• **WHAT THE TASK REQUIRES**
Extract the entries in their exact form.

** Begin RECORDS TO PROCESS **

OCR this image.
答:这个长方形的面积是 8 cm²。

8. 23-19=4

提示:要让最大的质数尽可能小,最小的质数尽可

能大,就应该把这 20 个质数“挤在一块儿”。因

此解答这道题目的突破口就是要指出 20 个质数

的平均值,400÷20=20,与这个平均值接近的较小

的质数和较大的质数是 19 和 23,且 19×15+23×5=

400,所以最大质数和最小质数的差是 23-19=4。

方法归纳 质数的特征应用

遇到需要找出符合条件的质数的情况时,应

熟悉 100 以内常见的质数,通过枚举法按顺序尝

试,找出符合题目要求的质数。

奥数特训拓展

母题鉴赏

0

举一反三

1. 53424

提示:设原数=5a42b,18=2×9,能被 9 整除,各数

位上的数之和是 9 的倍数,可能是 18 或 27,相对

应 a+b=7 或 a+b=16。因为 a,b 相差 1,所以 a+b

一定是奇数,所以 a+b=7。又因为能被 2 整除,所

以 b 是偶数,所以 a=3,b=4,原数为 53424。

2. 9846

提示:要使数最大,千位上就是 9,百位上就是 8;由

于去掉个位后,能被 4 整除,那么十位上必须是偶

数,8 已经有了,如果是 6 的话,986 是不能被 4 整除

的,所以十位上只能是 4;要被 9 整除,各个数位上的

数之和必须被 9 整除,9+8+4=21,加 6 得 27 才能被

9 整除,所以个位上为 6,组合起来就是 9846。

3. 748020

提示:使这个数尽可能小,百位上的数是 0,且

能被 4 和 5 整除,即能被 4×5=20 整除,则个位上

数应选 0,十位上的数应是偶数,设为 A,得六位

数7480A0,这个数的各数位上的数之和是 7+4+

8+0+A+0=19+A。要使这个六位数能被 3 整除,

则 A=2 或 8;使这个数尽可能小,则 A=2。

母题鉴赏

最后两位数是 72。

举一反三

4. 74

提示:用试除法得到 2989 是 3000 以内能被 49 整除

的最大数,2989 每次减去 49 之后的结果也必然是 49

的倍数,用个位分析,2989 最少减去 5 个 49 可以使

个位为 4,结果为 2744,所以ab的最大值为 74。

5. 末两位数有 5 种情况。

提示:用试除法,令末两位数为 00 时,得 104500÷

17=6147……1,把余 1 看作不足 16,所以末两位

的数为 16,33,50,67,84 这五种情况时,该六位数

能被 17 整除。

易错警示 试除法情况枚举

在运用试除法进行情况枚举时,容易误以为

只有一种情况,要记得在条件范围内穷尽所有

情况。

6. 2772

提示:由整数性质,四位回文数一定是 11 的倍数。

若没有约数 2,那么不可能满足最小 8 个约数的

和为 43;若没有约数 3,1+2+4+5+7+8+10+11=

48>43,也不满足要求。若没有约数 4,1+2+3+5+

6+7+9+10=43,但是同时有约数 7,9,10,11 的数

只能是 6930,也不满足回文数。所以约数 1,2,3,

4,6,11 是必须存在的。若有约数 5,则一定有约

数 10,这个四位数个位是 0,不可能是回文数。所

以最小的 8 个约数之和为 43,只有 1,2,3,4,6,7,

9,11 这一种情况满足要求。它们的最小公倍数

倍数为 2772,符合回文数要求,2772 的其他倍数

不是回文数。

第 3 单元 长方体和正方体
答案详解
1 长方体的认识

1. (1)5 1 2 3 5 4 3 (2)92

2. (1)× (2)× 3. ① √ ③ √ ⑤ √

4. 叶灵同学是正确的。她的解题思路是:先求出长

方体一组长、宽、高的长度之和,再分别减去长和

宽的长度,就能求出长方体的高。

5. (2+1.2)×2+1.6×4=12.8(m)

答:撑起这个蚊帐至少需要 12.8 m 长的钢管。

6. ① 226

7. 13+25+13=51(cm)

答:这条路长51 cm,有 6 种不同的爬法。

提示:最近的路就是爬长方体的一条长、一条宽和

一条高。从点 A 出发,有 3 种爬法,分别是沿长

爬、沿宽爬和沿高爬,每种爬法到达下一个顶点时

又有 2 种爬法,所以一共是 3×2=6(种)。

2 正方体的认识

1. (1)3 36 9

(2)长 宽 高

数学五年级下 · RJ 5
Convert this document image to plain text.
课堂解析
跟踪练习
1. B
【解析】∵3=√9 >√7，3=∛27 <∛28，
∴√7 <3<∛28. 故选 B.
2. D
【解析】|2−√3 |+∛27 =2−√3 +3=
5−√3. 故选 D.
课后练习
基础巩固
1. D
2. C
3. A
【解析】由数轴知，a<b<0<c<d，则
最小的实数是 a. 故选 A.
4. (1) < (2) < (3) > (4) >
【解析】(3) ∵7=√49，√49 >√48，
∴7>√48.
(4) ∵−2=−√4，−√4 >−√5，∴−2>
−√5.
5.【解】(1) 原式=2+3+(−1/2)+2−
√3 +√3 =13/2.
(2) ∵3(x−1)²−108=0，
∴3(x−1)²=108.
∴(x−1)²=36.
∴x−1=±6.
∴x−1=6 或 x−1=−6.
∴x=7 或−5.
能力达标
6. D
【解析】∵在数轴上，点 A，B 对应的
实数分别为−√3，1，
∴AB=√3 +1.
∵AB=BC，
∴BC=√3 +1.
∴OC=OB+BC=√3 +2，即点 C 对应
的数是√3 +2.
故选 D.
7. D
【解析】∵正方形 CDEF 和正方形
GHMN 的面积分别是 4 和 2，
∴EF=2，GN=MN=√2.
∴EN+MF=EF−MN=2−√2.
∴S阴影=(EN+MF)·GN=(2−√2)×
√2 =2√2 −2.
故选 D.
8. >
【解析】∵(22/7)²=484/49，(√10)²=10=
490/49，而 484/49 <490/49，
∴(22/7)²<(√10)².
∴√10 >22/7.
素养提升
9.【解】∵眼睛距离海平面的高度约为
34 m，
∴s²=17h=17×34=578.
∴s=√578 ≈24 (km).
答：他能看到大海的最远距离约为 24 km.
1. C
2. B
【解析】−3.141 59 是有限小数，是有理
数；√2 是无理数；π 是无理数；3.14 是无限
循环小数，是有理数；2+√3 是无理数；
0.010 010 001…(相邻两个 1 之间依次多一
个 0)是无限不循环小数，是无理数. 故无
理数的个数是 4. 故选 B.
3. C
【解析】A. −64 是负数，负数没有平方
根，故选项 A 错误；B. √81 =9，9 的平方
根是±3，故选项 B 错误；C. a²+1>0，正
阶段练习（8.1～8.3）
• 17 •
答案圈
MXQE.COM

** End RECORDS TO PROCESS **

• **EXPECTED OUTPUT**
OCR this image.
答:这个长方形的面积是 8 cm²。

8. 23-19=4

提示:要让最大的质数尽可能小,最小的质数尽可

能大,就应该把这 20 个质数“挤在一块儿”。因

此解答这道题目的突破口就是要指出 20 个质数

的平均值,400÷20=20,与这个平均值接近的较小

的质数和较大的质数是 19 和 23,且 19×15+23×5=

400,所以最大质数和最小质数的差是 23-19=4。

方法归纳 质数的特征应用

遇到需要找出符合条件的质数的情况时,应

熟悉 100 以内常见的质数,通过枚举法按顺序尝

试,找出符合题目要求的质数。

奥数特训拓展

母题鉴赏

0

举一反三

1. 53424

提示:设原数=5a42b,18=2×9,能被 9 整除,各数

位上的数之和是 9 的倍数,可能是 18 或 27,相对

应 a+b=7 或 a+b=16。因为 a,b 相差 1,所以 a+b

一定是奇数,所以 a+b=7。又因为能被 2 整除,所

以 b 是偶数,所以 a=3,b=4,原数为 53424。

2. 9846

提示:要使数最大,千位上就是 9,百位上就是 8;由

于去掉个位后,能被 4 整除,那么十位上必须是偶

数,8 已经有了,如果是 6 的话,986 是不能被 4 整除

的,所以十位上只能是 4;要被 9 整除,各个数位上的

数之和必须被 9 整除,9+8+4=21,加 6 得 27 才能被

9 整除,所以个位上为 6,组合起来就是 9846。

3. 748020

提示:使这个数尽可能小,百位上的数是 0,且

能被 4 和 5 整除,即能被 4×5=20 整除,则个位上

数应选 0,十位上的数应是偶数,设为 A,得六位

数7480A0,这个数的各数位上的数之和是 7+4+

8+0+A+0=19+A。要使这个六位数能被 3 整除,

则 A=2 或 8;使这个数尽可能小,则 A=2。

母题鉴赏

最后两位数是 72。

举一反三

4. 74

提示:用试除法得到 2989 是 3000 以内能被 49 整除

的最大数,2989 每次减去 49 之后的结果也必然是 49

的倍数,用个位分析,2989 最少减去 5 个 49 可以使

个位为 4,结果为 2744,所以ab的最大值为 74。

5. 末两位数有 5 种情况。

提示:用试除法,令末两位数为 00 时,得 104500÷

17=6147……1,把余 1 看作不足 16,所以末两位

的数为 16,33,50,67,84 这五种情况时,该六位数

能被 17 整除。

易错警示 试除法情况枚举

在运用试除法进行情况枚举时,容易误以为

只有一种情况,要记得在条件范围内穷尽所有

情况。

6. 2772

提示:由整数性质,四位回文数一定是 11 的倍数。

若没有约数 2,那么不可能满足最小 8 个约数的

和为 43;若没有约数 3,1+2+4+5+7+8+10+11=

48>43,也不满足要求。若没有约数 4,1+2+3+5+

6+7+9+10=43,但是同时有约数 7,9,10,11 的数

只能是 6930,也不满足回文数。所以约数 1,2,3,

4,6,11 是必须存在的。若有约数 5,则一定有约

数 10,这个四位数个位是 0,不可能是回文数。所

以最小的 8 个约数之和为 43,只有 1,2,3,4,6,7,

9,11 这一种情况满足要求。它们的最小公倍数

倍数为 2772,符合回文数要求,2772 的其他倍数

不是回文数。

第 3 单元 长方体和正方体
答案详解
1 长方体的认识

1. (1)5 1 2 3 5 4 3 (2)92

2. (1)× (2)× 3. ① √ ③ √ ⑤ √

4. 叶灵同学是正确的。她的解题思路是:先求出长

方体一组长、宽、高的长度之和,再分别减去长和

宽的长度,就能求出长方体的高。

5. (2+1.2)×2+1.6×4=12.8(m)

答:撑起这个蚊帐至少需要 12.8 m 长的钢管。

6. ① 226

7. 13+25+13=51(cm)

答:这条路长51 cm,有 6 种不同的爬法。

提示:最近的路就是爬长方体的一条长、一条宽和

一条高。从点 A 出发,有 3 种爬法,分别是沿长

爬、沿宽爬和沿高爬,每种爬法到达下一个顶点时

又有 2 种爬法,所以一共是 3×2=6(种)。

2 正方体的认识

1. (1)3 36 9

(2)长 宽 高

数学五年级下 · RJ 5
Convert this document image to plain text.
课堂解析
跟踪练习
1. B
【解析】∵3=√9 >√7，3=∛27 <∛28，
∴√7 <3<∛28. 故选 B.
2. D
【解析】|2−√3 |+∛27 =2−√3 +3=
5−√3. 故选 D.
课后练习
基础巩固
1. D
2. C
3. A
【解析】由数轴知，a<b<0<c<d，则
最小的实数是 a. 故选 A.
4. (1) < (2) < (3) > (4) >
【解析】(3) ∵7=√49，√49 >√48，
∴7>√48.
(4) ∵−2=−√4，−√4 >−√5，∴−2>
−√5.
5.【解】(1) 原式=2+3+(−1/2)+2−
√3 +√3 =13/2.
(2) ∵3(x−1)²−108=0，
∴3(x−1)²=108.
∴(x−1)²=36.
∴x−1=±6.
∴x−1=6 或 x−1=−6.
∴x=7 或−5.
能力达标
6. D
【解析】∵在数轴上，点 A，B 对应的
实数分别为−√3，1，
∴AB=√3 +1.
∵AB=BC，
∴BC=√3 +1.
∴OC=OB+BC=√3 +2，即点 C 对应
的数是√3 +2.
故选 D.
7. D
【解析】∵正方形 CDEF 和正方形
GHMN 的面积分别是 4 和 2，
∴EF=2，GN=MN=√2.
∴EN+MF=EF−MN=2−√2.
∴S阴影=(EN+MF)·GN=(2−√2)×
√2 =2√2 −2.
故选 D.
8. >
【解析】∵(22/7)²=484/49，(√10)²=10=
490/49，而 484/49 <490/49，
∴(22/7)²<(√10)².
∴√10 >22/7.
素养提升
9.【解】∵眼睛距离海平面的高度约为
34 m，
∴s²=17h=17×34=578.
∴s=√578 ≈24 (km).
答：他能看到大海的最远距离约为 24 km.
1. C
2. B
【解析】−3.141 59 是有限小数，是有理
数；√2 是无理数；π 是无理数；3.14 是无限
循环小数，是有理数；2+√3 是无理数；
0.010 010 001…(相邻两个 1 之间依次多一
个 0)是无限不循环小数，是无理数. 故无
理数的个数是 4. 故选 B.
3. C
【解析】A. −64 是负数，负数没有平方
根，故选项 A 错误；B. √81 =9，9 的平方
根是±3，故选项 B 错误；C. a²+1>0，正
阶段练习（8.1～8.3）
• 17 •
答案圈
MXQE.COM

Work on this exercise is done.